[Begin]

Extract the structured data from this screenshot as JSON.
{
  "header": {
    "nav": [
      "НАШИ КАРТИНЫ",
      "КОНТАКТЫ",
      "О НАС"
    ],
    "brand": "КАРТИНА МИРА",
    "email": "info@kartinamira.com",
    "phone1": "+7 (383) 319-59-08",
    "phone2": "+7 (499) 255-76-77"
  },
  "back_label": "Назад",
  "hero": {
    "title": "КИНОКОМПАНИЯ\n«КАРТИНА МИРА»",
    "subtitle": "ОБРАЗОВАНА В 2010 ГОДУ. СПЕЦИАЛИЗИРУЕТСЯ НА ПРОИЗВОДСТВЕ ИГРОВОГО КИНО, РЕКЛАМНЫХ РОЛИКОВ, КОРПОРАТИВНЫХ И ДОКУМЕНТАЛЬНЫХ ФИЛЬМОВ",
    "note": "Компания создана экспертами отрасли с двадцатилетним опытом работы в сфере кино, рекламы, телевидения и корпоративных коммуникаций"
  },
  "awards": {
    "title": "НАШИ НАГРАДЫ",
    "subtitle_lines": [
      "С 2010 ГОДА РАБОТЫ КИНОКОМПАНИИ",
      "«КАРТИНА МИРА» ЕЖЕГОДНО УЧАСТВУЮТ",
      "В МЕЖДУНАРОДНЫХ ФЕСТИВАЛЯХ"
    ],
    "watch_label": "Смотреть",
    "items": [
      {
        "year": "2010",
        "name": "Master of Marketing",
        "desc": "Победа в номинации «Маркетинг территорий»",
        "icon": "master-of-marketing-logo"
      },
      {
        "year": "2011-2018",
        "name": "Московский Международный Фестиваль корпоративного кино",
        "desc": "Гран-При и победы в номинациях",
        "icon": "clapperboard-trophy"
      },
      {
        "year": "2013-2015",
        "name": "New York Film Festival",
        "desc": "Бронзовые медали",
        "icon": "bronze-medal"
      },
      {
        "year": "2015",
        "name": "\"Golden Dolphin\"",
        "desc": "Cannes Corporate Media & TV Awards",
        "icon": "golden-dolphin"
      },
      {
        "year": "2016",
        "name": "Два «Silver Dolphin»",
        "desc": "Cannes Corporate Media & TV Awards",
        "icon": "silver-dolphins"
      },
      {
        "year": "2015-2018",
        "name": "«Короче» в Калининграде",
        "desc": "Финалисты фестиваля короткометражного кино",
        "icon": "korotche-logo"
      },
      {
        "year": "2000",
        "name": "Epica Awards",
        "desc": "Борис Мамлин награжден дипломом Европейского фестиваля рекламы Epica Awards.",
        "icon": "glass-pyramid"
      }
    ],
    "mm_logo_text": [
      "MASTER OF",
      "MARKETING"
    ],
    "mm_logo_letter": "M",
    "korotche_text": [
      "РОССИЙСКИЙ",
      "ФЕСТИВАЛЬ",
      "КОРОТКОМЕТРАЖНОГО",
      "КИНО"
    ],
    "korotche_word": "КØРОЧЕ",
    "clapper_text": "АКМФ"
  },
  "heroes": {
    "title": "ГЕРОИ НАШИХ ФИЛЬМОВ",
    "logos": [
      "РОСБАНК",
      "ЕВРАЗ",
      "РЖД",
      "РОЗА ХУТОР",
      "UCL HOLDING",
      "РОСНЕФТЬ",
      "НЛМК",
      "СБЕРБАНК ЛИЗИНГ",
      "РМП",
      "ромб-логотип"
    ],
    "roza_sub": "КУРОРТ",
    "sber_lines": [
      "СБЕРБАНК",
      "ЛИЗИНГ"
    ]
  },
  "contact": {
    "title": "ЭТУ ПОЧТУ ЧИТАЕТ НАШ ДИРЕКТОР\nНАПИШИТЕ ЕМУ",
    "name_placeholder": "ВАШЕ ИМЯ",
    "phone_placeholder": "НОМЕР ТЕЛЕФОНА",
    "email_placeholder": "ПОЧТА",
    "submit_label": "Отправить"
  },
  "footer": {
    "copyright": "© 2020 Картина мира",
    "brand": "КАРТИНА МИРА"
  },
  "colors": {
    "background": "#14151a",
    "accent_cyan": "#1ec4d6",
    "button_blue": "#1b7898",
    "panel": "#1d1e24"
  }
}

[End]

→ **Aim of the exercise**
Write out all records exactly, keeping every detail.

→ **Answer for the task**
Extract the structured data from this screenshot as JSON.
{
  "header": {
    "nav": [
      "НАШИ КАРТИНЫ",
      "КОНТАКТЫ",
      "О НАС"
    ],
    "brand": "КАРТИНА МИРА",
    "email": "info@kartinamira.com",
    "phone1": "+7 (383) 319-59-08",
    "phone2": "+7 (499) 255-76-77"
  },
  "back_label": "Назад",
  "hero": {
    "title": "КИНОКОМПАНИЯ\n«КАРТИНА МИРА»",
    "subtitle": "ОБРАЗОВАНА В 2010 ГОДУ. СПЕЦИАЛИЗИРУЕТСЯ НА ПРОИЗВОДСТВЕ ИГРОВОГО КИНО, РЕКЛАМНЫХ РОЛИКОВ, КОРПОРАТИВНЫХ И ДОКУМЕНТАЛЬНЫХ ФИЛЬМОВ",
    "note": "Компания создана экспертами отрасли с двадцатилетним опытом работы в сфере кино, рекламы, телевидения и корпоративных коммуникаций"
  },
  "awards": {
    "title": "НАШИ НАГРАДЫ",
    "subtitle_lines": [
      "С 2010 ГОДА РАБОТЫ КИНОКОМПАНИИ",
      "«КАРТИНА МИРА» ЕЖЕГОДНО УЧАСТВУЮТ",
      "В МЕЖДУНАРОДНЫХ ФЕСТИВАЛЯХ"
    ],
    "watch_label": "Смотреть",
    "items": [
      {
        "year": "2010",
        "name": "Master of Marketing",
        "desc": "Победа в номинации «Маркетинг территорий»",
        "icon": "master-of-marketing-logo"
      },
      {
        "year": "2011-2018",
        "name": "Московский Международный Фестиваль корпоративного кино",
        "desc": "Гран-При и победы в номинациях",
        "icon": "clapperboard-trophy"
      },
      {
        "year": "2013-2015",
        "name": "New York Film Festival",
        "desc": "Бронзовые медали",
        "icon": "bronze-medal"
      },
      {
        "year": "2015",
        "name": "\"Golden Dolphin\"",
        "desc": "Cannes Corporate Media & TV Awards",
        "icon": "golden-dolphin"
      },
      {
        "year": "2016",
        "name": "Два «Silver Dolphin»",
        "desc": "Cannes Corporate Media & TV Awards",
        "icon": "silver-dolphins"
      },
      {
        "year": "2015-2018",
        "name": "«Короче» в Калининграде",
        "desc": "Финалисты фестиваля короткометражного кино",
        "icon": "korotche-logo"
      },
      {
        "year": "2000",
        "name": "Epica Awards",
        "desc": "Борис Мамлин награжден дипломом Европейского фестиваля рекламы Epica Awards.",
        "icon": "glass-pyramid"
      }
    ],
    "mm_logo_text": [
      "MASTER OF",
      "MARKETING"
    ],
    "mm_logo_letter": "M",
    "korotche_text": [
      "РОССИЙСКИЙ",
      "ФЕСТИВАЛЬ",
      "КОРОТКОМЕТРАЖНОГО",
      "КИНО"
    ],
    "korotche_word": "КØРОЧЕ",
    "clapper_text": "АКМФ"
  },
  "heroes": {
    "title": "ГЕРОИ НАШИХ ФИЛЬМОВ",
    "logos": [
      "РОСБАНК",
      "ЕВРАЗ",
      "РЖД",
      "РОЗА ХУТОР",
      "UCL HOLDING",
      "РОСНЕФТЬ",
      "НЛМК",
      "СБЕРБАНК ЛИЗИНГ",
      "РМП",
      "ромб-логотип"
    ],
    "roza_sub": "КУРОРТ",
    "sber_lines": [
      "СБЕРБАНК",
      "ЛИЗИНГ"
    ]
  },
  "contact": {
    "title": "ЭТУ ПОЧТУ ЧИТАЕТ НАШ ДИРЕКТОР\nНАПИШИТЕ ЕМУ",
    "name_placeholder": "ВАШЕ ИМЯ",
    "phone_placeholder": "НОМЕР ТЕЛЕФОНА",
    "email_placeholder": "ПОЧТА",
    "submit_label": "Отправить"
  },
  "footer": {
    "copyright": "© 2020 Картина мира",
    "brand": "КАРТИНА МИРА"
  },
  "colors": {
    "background": "#14151a",
    "accent_cyan": "#1ec4d6",
    "button_blue": "#1b7898",
    "panel": "#1d1e24"
  }
}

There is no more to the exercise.